Directions
(A) In the forum thread below, why does AluckyEllie say a 7-9 year age gap would be hard on the existing kids?
(B) Reproduce everything in the forum thread below from "AluckyEllie · 17/09/2024" down to "it was twins.".

Extract provided
- - -
This sentence is contradictory.
You’ve listed many reasons why it wouldn’t be a good idea, so explain why you would want to do it all again?

I wouldn’t, personally.

AluckyEllie · 17/09/2024 12:27

I would say no. You would be starting all over with a 7-9 year age gap which would be pretty harsh on your existing kids. They won’t want to do babyish things or go places the younger ones do. There is an element of freedom with older kids (holidays/days out/not needing rigid routine) that you don’t have with babies and toddlers.
You also say you already need a bigger house and can’t afford it- that won’t be helped by adding another child and another maternity leave into the picture.

Twinklefloss · 17/09/2024 12:33

Neighbours went for number 4. they got a bonus number 5 as it was twins.

can you REALLY afford it, as in give the children as much as you would like to, including down to supporting them at university and helping with house deposits? Take them on holiday every year?

even rich families I know who can pay 4x school fees and incidentals (£120k net income pa to cover that alone) struggle to give all four the attention they want and need, even with one stay at home parent. If you’re working can you manage one more child’s illness absence or can you get a nanny? By “earn well” I assume you’re on over 6 figures so maybe a nanny is part of the plan?

SerenityNowInsanityLater · 17/09/2024 12:35

Twinklefloss That happened to a friend of mine! She'd had one DC for 8 years. Birth was so traumatic, she was one and done. And then she became brave and broody and had baby number 2. Baby number 2 went so well, she went for baby number 3 and got 4 at the same time. 😊

Twinklefloss · 17/09/2024 12:36

@SerenityNowInsanityLater seeing that play out and the ongoing impact next door put us off going for number 3!

Stickseas0n · 17/09/2024 12:53

As someone who has four, absolutely do not do it

Skyrainlight · 17/09/2024 13:12

No, don't have number 4.
- - -
Records shown

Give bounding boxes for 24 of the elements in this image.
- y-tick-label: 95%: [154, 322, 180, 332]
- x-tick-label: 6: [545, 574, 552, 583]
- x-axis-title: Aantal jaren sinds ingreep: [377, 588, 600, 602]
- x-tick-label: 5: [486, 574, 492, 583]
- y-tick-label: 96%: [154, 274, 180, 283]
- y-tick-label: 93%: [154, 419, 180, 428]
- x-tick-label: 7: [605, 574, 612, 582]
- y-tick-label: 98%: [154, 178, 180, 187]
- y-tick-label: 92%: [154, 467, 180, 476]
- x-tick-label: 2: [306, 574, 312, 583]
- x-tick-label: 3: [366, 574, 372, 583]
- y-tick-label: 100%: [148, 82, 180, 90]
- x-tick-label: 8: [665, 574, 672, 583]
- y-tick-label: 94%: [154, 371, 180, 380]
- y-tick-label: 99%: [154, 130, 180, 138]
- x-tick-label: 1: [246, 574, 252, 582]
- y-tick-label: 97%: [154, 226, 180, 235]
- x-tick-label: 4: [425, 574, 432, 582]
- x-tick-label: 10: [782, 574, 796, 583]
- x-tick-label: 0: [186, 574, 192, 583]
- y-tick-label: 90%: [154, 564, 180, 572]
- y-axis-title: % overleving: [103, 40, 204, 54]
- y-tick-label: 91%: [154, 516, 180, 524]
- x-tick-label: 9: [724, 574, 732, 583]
- - -
Answer section
(A) AluckyEllie says the older children won't want to do babyish things or go to the places the younger ones go. Families with older kids also have freedom, such as holidays, days out and no rigid routine, which they don't have with babies and toddlers.

(B)
AluckyEllie · 17/09/2024 12:27

I would say no. You would be starting all over with a 7-9 year age gap which would be pretty harsh on your existing kids. They won’t want to do babyish things or go places the younger ones do. There is an element of freedom with older kids (holidays/days out/not needing rigid routine) that you don’t have with babies and toddlers.
You also say you already need a bigger house and can’t afford it- that won’t be helped by adding another child and another maternity leave into the picture.

Twinklefloss · 17/09/2024 12:33

Neighbours went for number 4. they got a bonus number 5 as it was twins.